The task
Please write out the material below exactly as given.
######
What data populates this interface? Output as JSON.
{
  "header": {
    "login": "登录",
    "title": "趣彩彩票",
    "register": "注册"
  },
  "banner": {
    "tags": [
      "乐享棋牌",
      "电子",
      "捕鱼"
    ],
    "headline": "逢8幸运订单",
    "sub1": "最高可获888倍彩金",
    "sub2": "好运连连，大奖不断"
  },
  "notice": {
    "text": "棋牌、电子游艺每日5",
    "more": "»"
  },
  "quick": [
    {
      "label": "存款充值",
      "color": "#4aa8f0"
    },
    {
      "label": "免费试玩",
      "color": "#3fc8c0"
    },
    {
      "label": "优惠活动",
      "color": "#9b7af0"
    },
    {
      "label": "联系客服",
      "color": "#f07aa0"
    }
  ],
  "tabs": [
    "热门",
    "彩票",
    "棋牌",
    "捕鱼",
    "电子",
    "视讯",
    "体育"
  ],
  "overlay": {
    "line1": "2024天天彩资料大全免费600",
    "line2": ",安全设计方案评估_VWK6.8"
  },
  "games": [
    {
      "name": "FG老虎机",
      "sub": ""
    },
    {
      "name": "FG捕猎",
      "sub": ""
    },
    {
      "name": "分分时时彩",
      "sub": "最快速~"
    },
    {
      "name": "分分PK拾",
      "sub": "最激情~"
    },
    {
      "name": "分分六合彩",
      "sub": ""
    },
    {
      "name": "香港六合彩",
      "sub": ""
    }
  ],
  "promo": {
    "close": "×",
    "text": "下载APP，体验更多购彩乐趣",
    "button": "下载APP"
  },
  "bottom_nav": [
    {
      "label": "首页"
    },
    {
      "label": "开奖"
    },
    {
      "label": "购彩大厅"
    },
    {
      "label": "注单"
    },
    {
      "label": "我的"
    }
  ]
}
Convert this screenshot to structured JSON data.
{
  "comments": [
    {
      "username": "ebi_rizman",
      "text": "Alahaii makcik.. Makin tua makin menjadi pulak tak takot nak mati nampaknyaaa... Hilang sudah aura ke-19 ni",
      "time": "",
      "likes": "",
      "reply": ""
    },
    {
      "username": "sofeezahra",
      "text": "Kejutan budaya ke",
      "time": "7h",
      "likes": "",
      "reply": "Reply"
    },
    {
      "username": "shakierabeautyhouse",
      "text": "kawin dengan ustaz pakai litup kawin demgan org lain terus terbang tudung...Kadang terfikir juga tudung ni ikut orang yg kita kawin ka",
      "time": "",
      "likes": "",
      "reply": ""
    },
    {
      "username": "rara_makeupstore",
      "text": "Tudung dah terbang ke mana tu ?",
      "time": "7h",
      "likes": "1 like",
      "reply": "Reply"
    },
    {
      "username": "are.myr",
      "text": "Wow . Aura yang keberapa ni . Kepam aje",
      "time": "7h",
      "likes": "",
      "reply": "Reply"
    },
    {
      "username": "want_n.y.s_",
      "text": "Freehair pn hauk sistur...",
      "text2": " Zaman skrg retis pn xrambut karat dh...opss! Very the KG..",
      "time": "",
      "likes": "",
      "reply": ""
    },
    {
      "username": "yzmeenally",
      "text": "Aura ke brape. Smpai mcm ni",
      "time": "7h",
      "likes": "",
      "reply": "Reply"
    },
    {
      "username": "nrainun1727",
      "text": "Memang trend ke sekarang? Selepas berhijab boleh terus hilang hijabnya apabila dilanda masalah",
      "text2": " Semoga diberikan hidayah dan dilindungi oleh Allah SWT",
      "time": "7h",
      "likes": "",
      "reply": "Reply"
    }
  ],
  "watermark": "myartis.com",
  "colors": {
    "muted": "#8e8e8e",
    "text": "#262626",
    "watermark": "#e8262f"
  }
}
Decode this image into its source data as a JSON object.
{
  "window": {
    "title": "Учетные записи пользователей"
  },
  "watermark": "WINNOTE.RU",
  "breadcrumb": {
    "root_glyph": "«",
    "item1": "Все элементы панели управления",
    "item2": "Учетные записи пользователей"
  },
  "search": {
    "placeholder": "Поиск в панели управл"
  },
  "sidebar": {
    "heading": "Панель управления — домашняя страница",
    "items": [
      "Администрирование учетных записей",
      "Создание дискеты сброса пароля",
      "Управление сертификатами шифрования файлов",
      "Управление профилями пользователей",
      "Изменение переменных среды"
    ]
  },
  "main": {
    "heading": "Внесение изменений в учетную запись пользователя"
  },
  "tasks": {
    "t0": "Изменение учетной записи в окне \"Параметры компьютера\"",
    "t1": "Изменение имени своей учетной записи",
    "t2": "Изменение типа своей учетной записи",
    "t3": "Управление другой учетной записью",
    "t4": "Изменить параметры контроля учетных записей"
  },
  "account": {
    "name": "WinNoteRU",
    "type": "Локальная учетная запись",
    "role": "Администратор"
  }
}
######
Full answer
What data populates this interface? Output as JSON.
{
  "header": {
    "login": "登录",
    "title": "趣彩彩票",
    "register": "注册"
  },
  "banner": {
    "tags": [
      "乐享棋牌",
      "电子",
      "捕鱼"
    ],
    "headline": "逢8幸运订单",
    "sub1": "最高可获888倍彩金",
    "sub2": "好运连连，大奖不断"
  },
  "notice": {
    "text": "棋牌、电子游艺每日5",
    "more": "»"
  },
  "quick": [
    {
      "label": "存款充值",
      "color": "#4aa8f0"
    },
    {
      "label": "免费试玩",
      "color": "#3fc8c0"
    },
    {
      "label": "优惠活动",
      "color": "#9b7af0"
    },
    {
      "label": "联系客服",
      "color": "#f07aa0"
    }
  ],
  "tabs": [
    "热门",
    "彩票",
    "棋牌",
    "捕鱼",
    "电子",
    "视讯",
    "体育"
  ],
  "overlay": {
    "line1": "2024天天彩资料大全免费600",
    "line2": ",安全设计方案评估_VWK6.8"
  },
  "games": [
    {
      "name": "FG老虎机",
      "sub": ""
    },
    {
      "name": "FG捕猎",
      "sub": ""
    },
    {
      "name": "分分时时彩",
      "sub": "最快速~"
    },
    {
      "name": "分分PK拾",
      "sub": "最激情~"
    },
    {
      "name": "分分六合彩",
      "sub": ""
    },
    {
      "name": "香港六合彩",
      "sub": ""
    }
  ],
  "promo": {
    "close": "×",
    "text": "下载APP，体验更多购彩乐趣",
    "button": "下载APP"
  },
  "bottom_nav": [
    {
      "label": "首页"
    },
    {
      "label": "开奖"
    },
    {
      "label": "购彩大厅"
    },
    {
      "label": "注单"
    },
    {
      "label": "我的"
    }
  ]
}
Convert this screenshot to structured JSON data.
{
  "comments": [
    {
      "username": "ebi_rizman",
      "text": "Alahaii makcik.. Makin tua makin menjadi pulak tak takot nak mati nampaknyaaa... Hilang sudah aura ke-19 ni",
      "time": "",
      "likes": "",
      "reply": ""
    },
    {
      "username": "sofeezahra",
      "text": "Kejutan budaya ke",
      "time": "7h",
      "likes": "",
      "reply": "Reply"
    },
    {
      "username": "shakierabeautyhouse",
      "text": "kawin dengan ustaz pakai litup kawin demgan org lain terus terbang tudung...Kadang terfikir juga tudung ni ikut orang yg kita kawin ka",
      "time": "",
      "likes": "",
      "reply": ""
    },
    {
      "username": "rara_makeupstore",
      "text": "Tudung dah terbang ke mana tu ?",
      "time": "7h",
      "likes": "1 like",
      "reply": "Reply"
    },
    {
      "username": "are.myr",
      "text": "Wow . Aura yang keberapa ni . Kepam aje",
      "time": "7h",
      "likes": "",
      "reply": "Reply"
    },
    {
      "username": "want_n.y.s_",
      "text": "Freehair pn hauk sistur...",
      "text2": " Zaman skrg retis pn xrambut karat dh...opss! Very the KG..",
      "time": "",
      "likes": "",
      "reply": ""
    },
    {
      "username": "yzmeenally",
      "text": "Aura ke brape. Smpai mcm ni",
      "time": "7h",
      "likes": "",
      "reply": "Reply"
    },
    {
      "username": "nrainun1727",
      "text": "Memang trend ke sekarang? Selepas berhijab boleh terus hilang hijabnya apabila dilanda masalah",
      "text2": " Semoga diberikan hidayah dan dilindungi oleh Allah SWT",
      "time": "7h",
      "likes": "",
      "reply": "Reply"
    }
  ],
  "watermark": "myartis.com",
  "colors": {
    "muted": "#8e8e8e",
    "text": "#262626",
    "watermark": "#e8262f"
  }
}
Decode this image into its source data as a JSON object.
{
  "window": {
    "title": "Учетные записи пользователей"
  },
  "watermark": "WINNOTE.RU",
  "breadcrumb": {
    "root_glyph": "«",
    "item1": "Все элементы панели управления",
    "item2": "Учетные записи пользователей"
  },
  "search": {
    "placeholder": "Поиск в панели управл"
  },
  "sidebar": {
    "heading": "Панель управления — домашняя страница",
    "items": [
      "Администрирование учетных записей",
      "Создание дискеты сброса пароля",
      "Управление сертификатами шифрования файлов",
      "Управление профилями пользователей",
      "Изменение переменных среды"
    ]
  },
  "main": {
    "heading": "Внесение изменений в учетную запись пользователя"
  },
  "tasks": {
    "t0": "Изменение учетной записи в окне \"Параметры компьютера\"",
    "t1": "Изменение имени своей учетной записи",
    "t2": "Изменение типа своей учетной записи",
    "t3": "Управление другой учетной записью",
    "t4": "Изменить параметры контроля учетных записей"
  },
  "account": {
    "name": "WinNoteRU",
    "type": "Локальная учетная запись",
    "role": "Администратор"
  }
}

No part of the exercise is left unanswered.